WORK TO COMPLETE: Reproduce all the lines exactly as they stand, apart from the pictures.

EXTRACTED DATA:
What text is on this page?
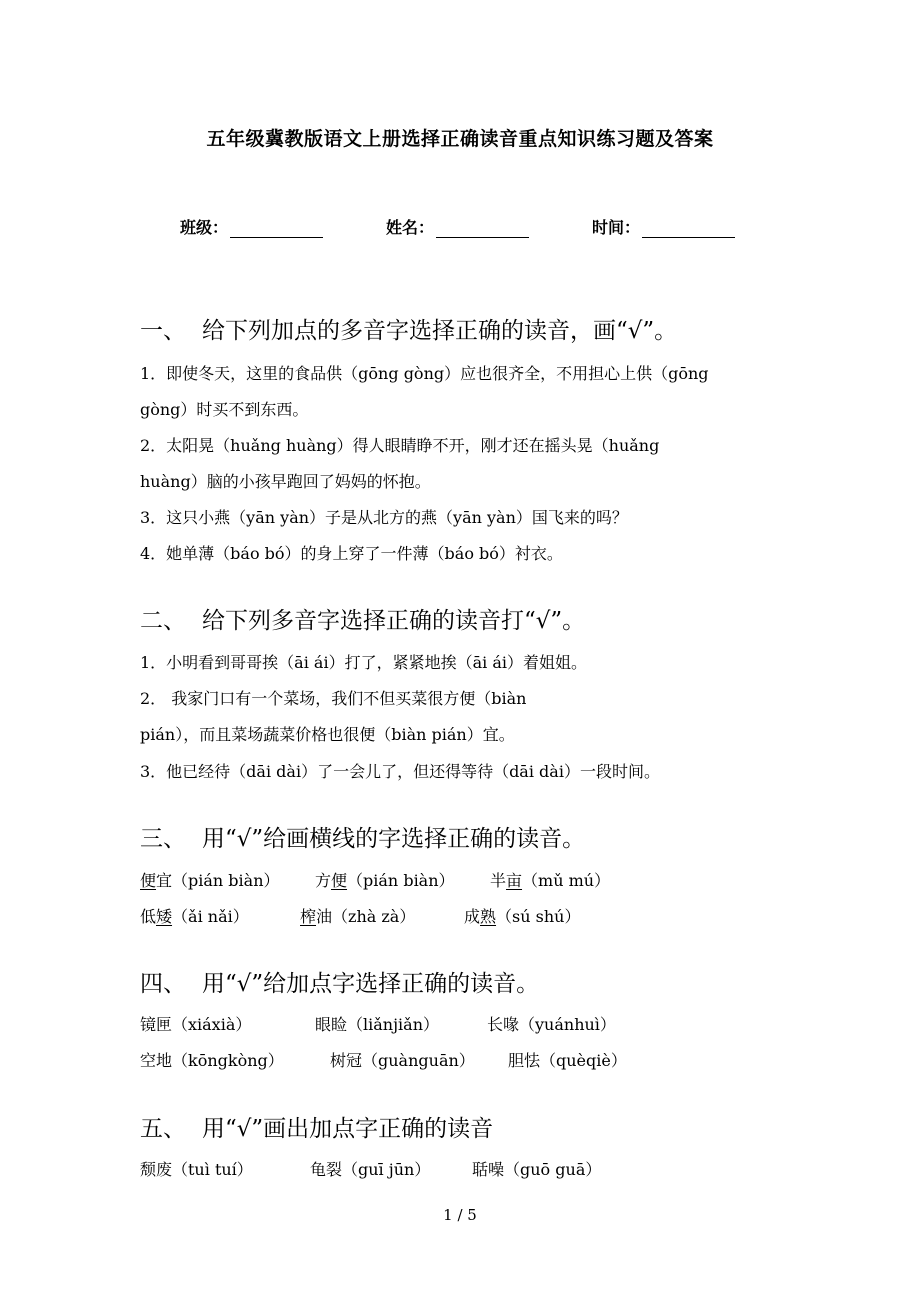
五年级冀教版语文上册选择正确读音重点知识练习题及答案
班级：	姓名：	时间：
一、 给下列加点的多音字选择正确的读音，画“√”。
1．即使冬天，这里的食品供（gōng gòng）应也很齐全，不用担心上供（gōng
gòng）时买不到东西。
2．太阳晃（huǎng huàng）得人眼睛睁不开，刚才还在摇头晃（huǎng
huàng）脑的小孩早跑回了妈妈的怀抱。
3．这只小燕（yān yàn）子是从北方的燕（yān yàn）国飞来的吗？
4．她单薄（báo bó）的身上穿了一件薄（báo bó）衬衣。
二、 给下列多音字选择正确的读音打“√”。
1．小明看到哥哥挨（āi ái）打了，紧紧地挨（āi ái）着姐姐。
2． 我家门口有一个菜场，我们不但买菜很方便（biàn
pián），而且菜场蔬菜价格也很便（biàn pián）宜。
3．他已经待（dāi dài）了一会儿了，但还得等待（dāi dài）一段时间。
三、 用“√”给画横线的字选择正确的读音。
便宜（pián biàn） 方便（pián biàn） 半亩（mǔ mú）
低矮（ǎi nǎi）	榨油（zhà zà）	成熟（sú shú）
四、 用“√”给加点字选择正确的读音。
镜匣（xiáxià）	眼睑（liǎnjiǎn）	长喙（yuánhuì）
空地（kōngkòng）	树冠（guànguān） 胆怯（quèqiè）
五、 用“√”画出加点字正确的读音
颓废（tuì tuí）	龟裂（guī jūn）	聒噪（guō guā）
1 / 5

WORKED SOLUTION:
What text is on this page?
五年级冀教版语文上册选择正确读音重点知识练习题及答案
班级：	姓名：	时间：
一、 给下列加点的多音字选择正确的读音，画“√”。
1．即使冬天，这里的食品供（gōng gòng）应也很齐全，不用担心上供（gōng
gòng）时买不到东西。
2．太阳晃（huǎng huàng）得人眼睛睁不开，刚才还在摇头晃（huǎng
huàng）脑的小孩早跑回了妈妈的怀抱。
3．这只小燕（yān yàn）子是从北方的燕（yān yàn）国飞来的吗？
4．她单薄（báo bó）的身上穿了一件薄（báo bó）衬衣。
二、 给下列多音字选择正确的读音打“√”。
1．小明看到哥哥挨（āi ái）打了，紧紧地挨（āi ái）着姐姐。
2． 我家门口有一个菜场，我们不但买菜很方便（biàn
pián），而且菜场蔬菜价格也很便（biàn pián）宜。
3．他已经待（dāi dài）了一会儿了，但还得等待（dāi dài）一段时间。
三、 用“√”给画横线的字选择正确的读音。
便宜（pián biàn） 方便（pián biàn） 半亩（mǔ mú）
低矮（ǎi nǎi）	榨油（zhà zà）	成熟（sú shú）
四、 用“√”给加点字选择正确的读音。
镜匣（xiáxià）	眼睑（liǎnjiǎn）	长喙（yuánhuì）
空地（kōngkòng）	树冠（guànguān） 胆怯（quèqiè）
五、 用“√”画出加点字正确的读音
颓废（tuì tuí）	龟裂（guī jūn）	聒噪（guō guā）
1 / 5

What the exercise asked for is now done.